## WRITTEN PROBLEM:
Swap "Bilgeco" for "Harborline" everywhere in the rows below, and return all the rows with nothing else changed.

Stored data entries
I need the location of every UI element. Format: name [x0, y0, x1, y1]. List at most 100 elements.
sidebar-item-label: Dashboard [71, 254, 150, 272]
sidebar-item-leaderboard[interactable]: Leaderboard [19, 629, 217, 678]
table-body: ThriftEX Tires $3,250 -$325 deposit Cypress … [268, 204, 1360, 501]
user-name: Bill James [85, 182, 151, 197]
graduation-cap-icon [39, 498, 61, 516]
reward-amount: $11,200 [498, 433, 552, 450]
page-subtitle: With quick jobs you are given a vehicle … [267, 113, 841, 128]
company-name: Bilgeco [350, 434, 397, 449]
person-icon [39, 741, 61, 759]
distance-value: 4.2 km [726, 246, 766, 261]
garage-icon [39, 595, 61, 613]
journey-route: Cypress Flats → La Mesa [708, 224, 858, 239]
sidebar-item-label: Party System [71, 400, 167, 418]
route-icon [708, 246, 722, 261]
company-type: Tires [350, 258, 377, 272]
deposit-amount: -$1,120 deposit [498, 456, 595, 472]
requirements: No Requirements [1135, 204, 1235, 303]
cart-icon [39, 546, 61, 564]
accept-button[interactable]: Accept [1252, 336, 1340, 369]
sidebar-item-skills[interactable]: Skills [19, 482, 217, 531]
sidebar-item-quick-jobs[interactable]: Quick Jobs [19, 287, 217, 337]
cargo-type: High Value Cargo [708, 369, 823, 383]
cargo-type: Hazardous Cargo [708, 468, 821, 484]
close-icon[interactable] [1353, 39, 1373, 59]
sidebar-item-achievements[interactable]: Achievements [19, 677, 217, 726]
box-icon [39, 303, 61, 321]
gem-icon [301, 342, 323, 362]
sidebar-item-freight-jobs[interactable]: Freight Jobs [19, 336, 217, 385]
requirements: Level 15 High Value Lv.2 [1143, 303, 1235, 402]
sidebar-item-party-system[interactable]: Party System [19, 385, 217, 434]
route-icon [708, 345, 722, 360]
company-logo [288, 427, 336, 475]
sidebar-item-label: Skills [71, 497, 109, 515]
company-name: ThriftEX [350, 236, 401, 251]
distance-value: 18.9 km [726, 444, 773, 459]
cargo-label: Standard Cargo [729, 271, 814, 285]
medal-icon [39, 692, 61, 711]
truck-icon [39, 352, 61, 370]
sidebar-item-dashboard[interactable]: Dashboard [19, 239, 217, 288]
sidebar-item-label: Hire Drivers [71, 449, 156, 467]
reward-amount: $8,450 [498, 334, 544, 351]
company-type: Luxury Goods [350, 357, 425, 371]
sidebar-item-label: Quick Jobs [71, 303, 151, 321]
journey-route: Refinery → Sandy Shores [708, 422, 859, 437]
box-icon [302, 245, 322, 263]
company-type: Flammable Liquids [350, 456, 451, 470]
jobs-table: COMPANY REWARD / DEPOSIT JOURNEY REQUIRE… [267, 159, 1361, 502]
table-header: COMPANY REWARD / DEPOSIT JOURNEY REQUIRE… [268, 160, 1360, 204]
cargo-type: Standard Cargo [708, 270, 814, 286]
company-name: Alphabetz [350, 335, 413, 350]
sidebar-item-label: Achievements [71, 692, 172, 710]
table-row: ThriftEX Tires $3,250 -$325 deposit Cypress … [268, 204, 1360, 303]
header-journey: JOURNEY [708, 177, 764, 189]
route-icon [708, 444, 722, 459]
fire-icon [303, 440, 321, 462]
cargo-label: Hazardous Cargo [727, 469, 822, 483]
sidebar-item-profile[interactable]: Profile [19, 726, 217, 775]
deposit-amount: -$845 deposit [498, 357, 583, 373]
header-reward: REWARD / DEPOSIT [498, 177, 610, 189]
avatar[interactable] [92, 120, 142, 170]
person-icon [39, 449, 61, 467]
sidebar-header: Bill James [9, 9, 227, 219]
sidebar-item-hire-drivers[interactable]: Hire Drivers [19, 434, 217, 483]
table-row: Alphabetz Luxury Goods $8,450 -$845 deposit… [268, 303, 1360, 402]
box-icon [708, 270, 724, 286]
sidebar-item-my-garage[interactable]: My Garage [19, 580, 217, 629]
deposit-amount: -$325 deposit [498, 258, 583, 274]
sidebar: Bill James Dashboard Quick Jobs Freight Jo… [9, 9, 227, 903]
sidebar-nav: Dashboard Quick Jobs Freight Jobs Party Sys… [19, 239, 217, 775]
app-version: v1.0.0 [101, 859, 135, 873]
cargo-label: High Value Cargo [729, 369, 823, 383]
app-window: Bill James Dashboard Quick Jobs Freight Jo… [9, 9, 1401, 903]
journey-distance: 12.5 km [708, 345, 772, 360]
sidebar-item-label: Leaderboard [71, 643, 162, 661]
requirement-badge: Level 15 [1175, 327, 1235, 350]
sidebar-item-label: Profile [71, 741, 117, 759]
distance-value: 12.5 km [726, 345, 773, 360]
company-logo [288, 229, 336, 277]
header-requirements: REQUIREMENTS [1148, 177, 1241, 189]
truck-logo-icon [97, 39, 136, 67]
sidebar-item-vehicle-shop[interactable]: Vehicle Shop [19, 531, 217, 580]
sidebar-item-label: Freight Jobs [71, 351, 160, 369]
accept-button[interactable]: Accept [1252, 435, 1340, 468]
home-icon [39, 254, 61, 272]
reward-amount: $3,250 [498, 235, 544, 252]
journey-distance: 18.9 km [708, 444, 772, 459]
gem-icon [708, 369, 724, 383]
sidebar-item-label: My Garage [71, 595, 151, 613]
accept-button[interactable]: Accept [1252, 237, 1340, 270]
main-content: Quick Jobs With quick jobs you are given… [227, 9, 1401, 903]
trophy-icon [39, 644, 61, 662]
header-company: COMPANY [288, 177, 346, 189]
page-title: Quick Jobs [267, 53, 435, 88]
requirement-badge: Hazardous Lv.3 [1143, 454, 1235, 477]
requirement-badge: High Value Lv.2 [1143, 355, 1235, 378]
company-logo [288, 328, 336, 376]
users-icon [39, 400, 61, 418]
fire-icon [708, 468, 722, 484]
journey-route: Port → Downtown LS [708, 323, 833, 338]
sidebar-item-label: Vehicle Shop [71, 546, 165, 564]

## TASK RESULT:
I need the location of every UI element. Format: name [x0, y0, x1, y1]. List at most 100 elements.
sidebar-item-label: Dashboard [71, 254, 150, 272]
sidebar-item-leaderboard[interactable]: Leaderboard [19, 629, 217, 678]
table-body: ThriftEX Tires $3,250 -$325 deposit Cypress … [268, 204, 1360, 501]
user-name: Bill James [85, 182, 151, 197]
graduation-cap-icon [39, 498, 61, 516]
reward-amount: $11,200 [498, 433, 552, 450]
page-subtitle: With quick jobs you are given a vehicle … [267, 113, 841, 128]
company-name: Harborline [350, 434, 397, 449]
person-icon [39, 741, 61, 759]
distance-value: 4.2 km [726, 246, 766, 261]
garage-icon [39, 595, 61, 613]
journey-route: Cypress Flats → La Mesa [708, 224, 858, 239]
sidebar-item-label: Party System [71, 400, 167, 418]
route-icon [708, 246, 722, 261]
company-type: Tires [350, 258, 377, 272]
deposit-amount: -$1,120 deposit [498, 456, 595, 472]
requirements: No Requirements [1135, 204, 1235, 303]
cart-icon [39, 546, 61, 564]
accept-button[interactable]: Accept [1252, 336, 1340, 369]
sidebar-item-skills[interactable]: Skills [19, 482, 217, 531]
sidebar-item-quick-jobs[interactable]: Quick Jobs [19, 287, 217, 337]
cargo-type: High Value Cargo [708, 369, 823, 383]
cargo-type: Hazardous Cargo [708, 468, 821, 484]
close-icon[interactable] [1353, 39, 1373, 59]
sidebar-item-achievements[interactable]: Achievements [19, 677, 217, 726]
box-icon [39, 303, 61, 321]
gem-icon [301, 342, 323, 362]
sidebar-item-freight-jobs[interactable]: Freight Jobs [19, 336, 217, 385]
requirements: Level 15 High Value Lv.2 [1143, 303, 1235, 402]
sidebar-item-party-system[interactable]: Party System [19, 385, 217, 434]
route-icon [708, 345, 722, 360]
company-logo [288, 427, 336, 475]
sidebar-item-label: Skills [71, 497, 109, 515]
company-name: ThriftEX [350, 236, 401, 251]
distance-value: 18.9 km [726, 444, 773, 459]
cargo-label: Standard Cargo [729, 271, 814, 285]
medal-icon [39, 692, 61, 711]
truck-icon [39, 352, 61, 370]
sidebar-item-dashboard[interactable]: Dashboard [19, 239, 217, 288]
sidebar-item-label: Hire Drivers [71, 449, 156, 467]
reward-amount: $8,450 [498, 334, 544, 351]
company-type: Luxury Goods [350, 357, 425, 371]
sidebar-item-label: Quick Jobs [71, 303, 151, 321]
journey-route: Refinery → Sandy Shores [708, 422, 859, 437]
box-icon [302, 245, 322, 263]
company-type: Flammable Liquids [350, 456, 451, 470]
jobs-table: COMPANY REWARD / DEPOSIT JOURNEY REQUIRE… [267, 159, 1361, 502]
table-header: COMPANY REWARD / DEPOSIT JOURNEY REQUIRE… [268, 160, 1360, 204]
cargo-type: Standard Cargo [708, 270, 814, 286]
company-name: Alphabetz [350, 335, 413, 350]
sidebar-item-label: Achievements [71, 692, 172, 710]
table-row: ThriftEX Tires $3,250 -$325 deposit Cypress … [268, 204, 1360, 303]
header-journey: JOURNEY [708, 177, 764, 189]
route-icon [708, 444, 722, 459]
fire-icon [303, 440, 321, 462]
cargo-label: Hazardous Cargo [727, 469, 822, 483]
sidebar-item-profile[interactable]: Profile [19, 726, 217, 775]
deposit-amount: -$845 deposit [498, 357, 583, 373]
header-reward: REWARD / DEPOSIT [498, 177, 610, 189]
avatar[interactable] [92, 120, 142, 170]
person-icon [39, 449, 61, 467]
sidebar-header: Bill James [9, 9, 227, 219]
sidebar-item-hire-drivers[interactable]: Hire Drivers [19, 434, 217, 483]
table-row: Alphabetz Luxury Goods $8,450 -$845 deposit… [268, 303, 1360, 402]
box-icon [708, 270, 724, 286]
sidebar-item-my-garage[interactable]: My Garage [19, 580, 217, 629]
deposit-amount: -$325 deposit [498, 258, 583, 274]
sidebar: Bill James Dashboard Quick Jobs Freight Jo… [9, 9, 227, 903]
sidebar-nav: Dashboard Quick Jobs Freight Jobs Party Sys… [19, 239, 217, 775]
app-version: v1.0.0 [101, 859, 135, 873]
cargo-label: High Value Cargo [729, 369, 823, 383]
app-window: Bill James Dashboard Quick Jobs Freight Jo… [9, 9, 1401, 903]
journey-distance: 12.5 km [708, 345, 772, 360]
sidebar-item-label: Leaderboard [71, 643, 162, 661]
requirement-badge: Level 15 [1175, 327, 1235, 350]
sidebar-item-label: Profile [71, 741, 117, 759]
distance-value: 12.5 km [726, 345, 773, 360]
company-logo [288, 229, 336, 277]
header-requirements: REQUIREMENTS [1148, 177, 1241, 189]
truck-logo-icon [97, 39, 136, 67]
sidebar-item-vehicle-shop[interactable]: Vehicle Shop [19, 531, 217, 580]
sidebar-item-label: Freight Jobs [71, 351, 160, 369]
accept-button[interactable]: Accept [1252, 435, 1340, 468]
home-icon [39, 254, 61, 272]
reward-amount: $3,250 [498, 235, 544, 252]
journey-distance: 18.9 km [708, 444, 772, 459]
gem-icon [708, 369, 724, 383]
sidebar-item-label: My Garage [71, 595, 151, 613]
accept-button[interactable]: Accept [1252, 237, 1340, 270]
main-content: Quick Jobs With quick jobs you are given… [227, 9, 1401, 903]
trophy-icon [39, 644, 61, 662]
header-company: COMPANY [288, 177, 346, 189]
page-title: Quick Jobs [267, 53, 435, 88]
requirement-badge: Hazardous Lv.3 [1143, 454, 1235, 477]
requirement-badge: High Value Lv.2 [1143, 355, 1235, 378]
company-logo [288, 328, 336, 376]
users-icon [39, 400, 61, 418]
fire-icon [708, 468, 722, 484]
journey-route: Port → Downtown LS [708, 323, 833, 338]
sidebar-item-label: Vehicle Shop [71, 546, 165, 564]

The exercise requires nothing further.